[Start Exercise input]
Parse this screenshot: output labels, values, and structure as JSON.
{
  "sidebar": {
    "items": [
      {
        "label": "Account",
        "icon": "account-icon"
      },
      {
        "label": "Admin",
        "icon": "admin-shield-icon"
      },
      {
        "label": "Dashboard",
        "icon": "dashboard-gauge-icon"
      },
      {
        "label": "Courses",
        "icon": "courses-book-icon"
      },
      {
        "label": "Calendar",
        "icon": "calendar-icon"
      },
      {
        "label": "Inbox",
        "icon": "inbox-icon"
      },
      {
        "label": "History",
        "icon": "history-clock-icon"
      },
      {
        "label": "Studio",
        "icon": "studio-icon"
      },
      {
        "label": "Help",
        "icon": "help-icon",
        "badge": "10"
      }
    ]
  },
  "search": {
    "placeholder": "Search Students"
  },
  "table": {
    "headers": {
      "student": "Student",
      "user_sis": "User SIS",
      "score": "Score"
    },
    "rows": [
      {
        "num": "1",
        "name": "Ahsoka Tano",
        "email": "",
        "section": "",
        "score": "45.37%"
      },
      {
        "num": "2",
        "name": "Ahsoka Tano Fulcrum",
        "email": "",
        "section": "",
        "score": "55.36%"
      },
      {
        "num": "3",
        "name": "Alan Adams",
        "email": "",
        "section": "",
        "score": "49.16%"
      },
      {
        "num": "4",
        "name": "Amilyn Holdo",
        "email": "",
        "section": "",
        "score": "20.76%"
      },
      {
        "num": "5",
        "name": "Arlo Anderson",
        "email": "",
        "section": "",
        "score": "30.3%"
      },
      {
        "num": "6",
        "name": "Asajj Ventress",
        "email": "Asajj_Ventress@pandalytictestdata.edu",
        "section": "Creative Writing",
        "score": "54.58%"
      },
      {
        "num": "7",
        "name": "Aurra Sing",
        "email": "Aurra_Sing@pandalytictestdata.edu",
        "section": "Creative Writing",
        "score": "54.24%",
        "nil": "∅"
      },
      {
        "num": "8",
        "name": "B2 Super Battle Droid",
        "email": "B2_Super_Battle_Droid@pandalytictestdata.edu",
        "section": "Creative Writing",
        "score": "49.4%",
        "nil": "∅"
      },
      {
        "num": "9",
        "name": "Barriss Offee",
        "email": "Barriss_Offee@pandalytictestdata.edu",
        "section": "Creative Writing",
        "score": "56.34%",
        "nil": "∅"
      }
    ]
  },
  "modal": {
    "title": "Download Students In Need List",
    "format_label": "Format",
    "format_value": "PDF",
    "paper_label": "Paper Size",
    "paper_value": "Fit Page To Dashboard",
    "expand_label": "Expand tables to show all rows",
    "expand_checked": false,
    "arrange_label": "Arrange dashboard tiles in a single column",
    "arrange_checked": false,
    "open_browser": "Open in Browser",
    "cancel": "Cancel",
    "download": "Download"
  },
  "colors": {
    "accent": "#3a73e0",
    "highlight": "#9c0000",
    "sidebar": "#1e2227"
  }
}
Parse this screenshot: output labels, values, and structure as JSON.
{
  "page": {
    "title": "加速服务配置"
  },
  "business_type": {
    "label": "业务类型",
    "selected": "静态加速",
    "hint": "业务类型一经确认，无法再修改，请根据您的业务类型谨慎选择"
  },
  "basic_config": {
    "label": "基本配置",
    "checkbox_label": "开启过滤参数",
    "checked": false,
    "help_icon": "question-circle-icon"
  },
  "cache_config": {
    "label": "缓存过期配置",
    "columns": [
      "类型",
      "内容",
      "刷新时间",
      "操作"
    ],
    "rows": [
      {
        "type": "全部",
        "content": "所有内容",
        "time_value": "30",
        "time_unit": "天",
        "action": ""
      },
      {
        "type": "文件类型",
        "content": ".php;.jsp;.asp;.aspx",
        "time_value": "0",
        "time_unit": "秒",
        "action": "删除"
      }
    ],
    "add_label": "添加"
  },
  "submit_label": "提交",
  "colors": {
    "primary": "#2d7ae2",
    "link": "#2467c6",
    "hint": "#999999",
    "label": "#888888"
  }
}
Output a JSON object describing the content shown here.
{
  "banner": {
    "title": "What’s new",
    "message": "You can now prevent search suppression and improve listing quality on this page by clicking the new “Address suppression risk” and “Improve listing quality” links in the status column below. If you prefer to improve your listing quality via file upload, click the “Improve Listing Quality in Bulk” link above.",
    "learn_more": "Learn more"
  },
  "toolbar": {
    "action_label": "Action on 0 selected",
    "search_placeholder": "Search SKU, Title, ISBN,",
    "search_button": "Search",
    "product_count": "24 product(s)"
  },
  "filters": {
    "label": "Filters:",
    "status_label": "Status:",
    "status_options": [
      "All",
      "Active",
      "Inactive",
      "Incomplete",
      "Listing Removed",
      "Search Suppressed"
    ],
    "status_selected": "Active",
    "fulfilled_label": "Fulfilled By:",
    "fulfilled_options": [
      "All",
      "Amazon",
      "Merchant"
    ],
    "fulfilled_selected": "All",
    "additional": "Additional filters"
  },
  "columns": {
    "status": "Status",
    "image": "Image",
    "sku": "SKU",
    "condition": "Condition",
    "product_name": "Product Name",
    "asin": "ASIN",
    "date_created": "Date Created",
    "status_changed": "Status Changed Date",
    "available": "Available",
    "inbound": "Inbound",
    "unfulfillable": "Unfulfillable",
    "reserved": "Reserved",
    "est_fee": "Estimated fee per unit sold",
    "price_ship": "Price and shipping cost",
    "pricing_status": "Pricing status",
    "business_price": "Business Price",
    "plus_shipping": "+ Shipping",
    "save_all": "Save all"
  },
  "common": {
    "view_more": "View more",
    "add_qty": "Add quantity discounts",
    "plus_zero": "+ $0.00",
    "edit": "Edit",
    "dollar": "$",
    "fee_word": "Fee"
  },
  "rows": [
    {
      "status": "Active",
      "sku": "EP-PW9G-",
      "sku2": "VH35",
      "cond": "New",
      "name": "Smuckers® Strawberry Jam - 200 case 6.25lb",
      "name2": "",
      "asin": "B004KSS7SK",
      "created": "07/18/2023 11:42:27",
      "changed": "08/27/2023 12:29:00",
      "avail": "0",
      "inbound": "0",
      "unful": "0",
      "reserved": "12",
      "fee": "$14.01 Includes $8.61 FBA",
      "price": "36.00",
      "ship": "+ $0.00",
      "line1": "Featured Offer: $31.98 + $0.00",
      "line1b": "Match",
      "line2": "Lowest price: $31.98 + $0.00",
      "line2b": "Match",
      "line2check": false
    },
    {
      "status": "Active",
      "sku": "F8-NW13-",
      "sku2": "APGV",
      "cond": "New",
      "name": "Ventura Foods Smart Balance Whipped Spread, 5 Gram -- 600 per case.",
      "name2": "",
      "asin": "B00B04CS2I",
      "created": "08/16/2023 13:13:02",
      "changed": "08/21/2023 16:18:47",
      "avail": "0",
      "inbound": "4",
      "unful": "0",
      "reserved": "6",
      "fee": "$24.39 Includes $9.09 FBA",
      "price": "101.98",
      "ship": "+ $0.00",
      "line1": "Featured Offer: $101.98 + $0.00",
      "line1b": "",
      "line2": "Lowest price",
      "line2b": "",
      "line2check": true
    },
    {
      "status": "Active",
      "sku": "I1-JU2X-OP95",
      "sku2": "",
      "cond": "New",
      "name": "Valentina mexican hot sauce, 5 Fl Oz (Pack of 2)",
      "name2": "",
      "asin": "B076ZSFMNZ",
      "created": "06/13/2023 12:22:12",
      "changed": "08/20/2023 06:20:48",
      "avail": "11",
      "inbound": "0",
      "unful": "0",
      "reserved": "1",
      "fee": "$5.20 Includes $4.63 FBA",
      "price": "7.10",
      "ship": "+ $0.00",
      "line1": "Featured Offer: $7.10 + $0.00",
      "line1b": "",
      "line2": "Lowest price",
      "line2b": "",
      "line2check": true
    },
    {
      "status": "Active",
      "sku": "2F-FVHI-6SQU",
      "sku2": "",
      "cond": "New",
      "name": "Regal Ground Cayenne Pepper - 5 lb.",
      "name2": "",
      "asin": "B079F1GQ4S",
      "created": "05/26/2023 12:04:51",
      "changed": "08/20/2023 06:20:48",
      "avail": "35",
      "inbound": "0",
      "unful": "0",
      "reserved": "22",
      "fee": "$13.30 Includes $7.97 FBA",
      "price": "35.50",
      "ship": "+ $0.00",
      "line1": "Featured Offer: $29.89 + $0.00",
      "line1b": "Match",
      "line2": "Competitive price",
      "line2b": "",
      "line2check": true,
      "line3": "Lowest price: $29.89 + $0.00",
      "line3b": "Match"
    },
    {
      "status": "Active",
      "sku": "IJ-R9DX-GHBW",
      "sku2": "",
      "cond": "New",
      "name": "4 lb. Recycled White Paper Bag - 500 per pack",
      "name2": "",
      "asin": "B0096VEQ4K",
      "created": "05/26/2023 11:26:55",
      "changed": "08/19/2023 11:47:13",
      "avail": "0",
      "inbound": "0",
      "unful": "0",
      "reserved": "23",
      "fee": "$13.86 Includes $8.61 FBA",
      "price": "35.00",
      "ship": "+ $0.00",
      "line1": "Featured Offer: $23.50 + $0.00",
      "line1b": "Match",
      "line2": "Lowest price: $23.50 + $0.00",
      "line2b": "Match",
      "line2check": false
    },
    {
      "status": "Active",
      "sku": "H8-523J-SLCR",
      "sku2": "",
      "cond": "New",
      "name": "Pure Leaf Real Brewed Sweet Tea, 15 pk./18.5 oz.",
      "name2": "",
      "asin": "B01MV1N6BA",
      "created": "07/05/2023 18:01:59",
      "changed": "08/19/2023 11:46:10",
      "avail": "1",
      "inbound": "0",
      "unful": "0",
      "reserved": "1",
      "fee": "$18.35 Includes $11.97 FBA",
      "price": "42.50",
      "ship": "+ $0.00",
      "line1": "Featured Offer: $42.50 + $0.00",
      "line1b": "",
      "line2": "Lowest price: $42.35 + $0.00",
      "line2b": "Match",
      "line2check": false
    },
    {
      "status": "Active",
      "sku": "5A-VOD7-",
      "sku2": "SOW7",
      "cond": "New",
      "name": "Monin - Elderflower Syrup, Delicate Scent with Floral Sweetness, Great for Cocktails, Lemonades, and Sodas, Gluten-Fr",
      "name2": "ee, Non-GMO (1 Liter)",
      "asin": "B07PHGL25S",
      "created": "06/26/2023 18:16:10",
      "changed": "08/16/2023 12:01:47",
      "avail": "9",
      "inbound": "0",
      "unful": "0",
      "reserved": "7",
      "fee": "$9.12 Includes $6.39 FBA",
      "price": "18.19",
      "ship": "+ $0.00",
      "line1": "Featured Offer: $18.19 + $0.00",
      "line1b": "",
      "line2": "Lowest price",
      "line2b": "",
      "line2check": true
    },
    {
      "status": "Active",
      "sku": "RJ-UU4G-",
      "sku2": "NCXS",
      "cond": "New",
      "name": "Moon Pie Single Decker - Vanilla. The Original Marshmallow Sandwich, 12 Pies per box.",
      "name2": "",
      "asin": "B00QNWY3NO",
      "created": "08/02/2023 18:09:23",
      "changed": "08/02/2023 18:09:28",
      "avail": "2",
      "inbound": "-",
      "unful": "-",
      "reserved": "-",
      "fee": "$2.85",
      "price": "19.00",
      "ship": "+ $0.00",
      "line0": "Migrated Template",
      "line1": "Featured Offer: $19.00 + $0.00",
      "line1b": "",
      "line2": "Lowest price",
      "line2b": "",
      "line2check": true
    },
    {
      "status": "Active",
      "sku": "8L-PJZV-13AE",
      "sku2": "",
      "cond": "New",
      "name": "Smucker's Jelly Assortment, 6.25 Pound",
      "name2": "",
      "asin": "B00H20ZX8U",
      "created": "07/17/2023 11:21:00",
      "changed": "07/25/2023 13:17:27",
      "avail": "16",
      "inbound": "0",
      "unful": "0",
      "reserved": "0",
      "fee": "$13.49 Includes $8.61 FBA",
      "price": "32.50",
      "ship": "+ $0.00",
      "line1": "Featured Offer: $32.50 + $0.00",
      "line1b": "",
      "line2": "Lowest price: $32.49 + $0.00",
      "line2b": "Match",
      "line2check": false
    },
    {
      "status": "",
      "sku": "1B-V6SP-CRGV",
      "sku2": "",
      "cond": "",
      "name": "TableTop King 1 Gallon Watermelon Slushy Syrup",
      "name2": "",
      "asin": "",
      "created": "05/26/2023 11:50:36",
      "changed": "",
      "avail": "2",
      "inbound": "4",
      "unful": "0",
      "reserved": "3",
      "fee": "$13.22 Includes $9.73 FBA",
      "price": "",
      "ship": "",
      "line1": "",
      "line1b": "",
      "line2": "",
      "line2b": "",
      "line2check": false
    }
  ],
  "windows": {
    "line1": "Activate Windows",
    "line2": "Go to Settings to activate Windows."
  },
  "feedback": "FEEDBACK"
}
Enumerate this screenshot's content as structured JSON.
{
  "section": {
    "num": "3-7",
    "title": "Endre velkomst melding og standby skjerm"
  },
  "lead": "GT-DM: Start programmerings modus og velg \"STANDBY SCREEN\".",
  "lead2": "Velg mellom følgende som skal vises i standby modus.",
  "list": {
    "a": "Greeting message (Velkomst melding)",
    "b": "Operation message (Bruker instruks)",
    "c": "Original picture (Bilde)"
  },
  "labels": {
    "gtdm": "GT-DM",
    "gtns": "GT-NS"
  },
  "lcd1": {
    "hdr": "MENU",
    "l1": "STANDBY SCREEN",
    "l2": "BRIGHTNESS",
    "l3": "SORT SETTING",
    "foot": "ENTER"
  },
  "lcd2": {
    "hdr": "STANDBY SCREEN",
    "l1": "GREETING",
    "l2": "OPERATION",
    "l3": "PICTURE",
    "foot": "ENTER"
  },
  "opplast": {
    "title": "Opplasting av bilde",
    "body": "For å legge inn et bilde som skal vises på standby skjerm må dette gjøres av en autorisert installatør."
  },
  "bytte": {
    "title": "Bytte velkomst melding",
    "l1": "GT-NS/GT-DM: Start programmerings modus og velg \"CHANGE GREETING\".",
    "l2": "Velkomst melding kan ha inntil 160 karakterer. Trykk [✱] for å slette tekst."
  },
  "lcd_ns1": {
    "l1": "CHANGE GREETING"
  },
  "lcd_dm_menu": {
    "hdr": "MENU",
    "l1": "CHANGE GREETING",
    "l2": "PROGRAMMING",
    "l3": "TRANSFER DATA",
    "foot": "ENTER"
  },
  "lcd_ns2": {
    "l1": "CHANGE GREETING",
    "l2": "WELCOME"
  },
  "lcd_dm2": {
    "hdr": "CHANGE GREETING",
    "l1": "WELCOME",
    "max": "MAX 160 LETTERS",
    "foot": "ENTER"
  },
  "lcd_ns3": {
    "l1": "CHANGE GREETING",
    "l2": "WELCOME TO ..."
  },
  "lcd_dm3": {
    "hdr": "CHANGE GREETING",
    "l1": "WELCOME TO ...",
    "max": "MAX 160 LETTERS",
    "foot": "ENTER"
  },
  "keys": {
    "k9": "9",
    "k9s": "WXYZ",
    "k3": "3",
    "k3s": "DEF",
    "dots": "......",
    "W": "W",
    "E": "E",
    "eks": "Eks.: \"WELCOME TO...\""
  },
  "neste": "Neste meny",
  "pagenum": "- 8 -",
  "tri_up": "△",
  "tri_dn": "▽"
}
[End Exercise input]
*Task to complete*.
Read through the entries and copy each line in which "reserved" appears.

*Response below*.
    "reserved": "Reserved",
      "reserved": "12",
      "reserved": "6",
      "reserved": "1",
      "reserved": "22",
      "reserved": "23",
      "reserved": "1",
      "reserved": "7",
      "reserved": "-",
      "reserved": "0",
      "reserved": "3",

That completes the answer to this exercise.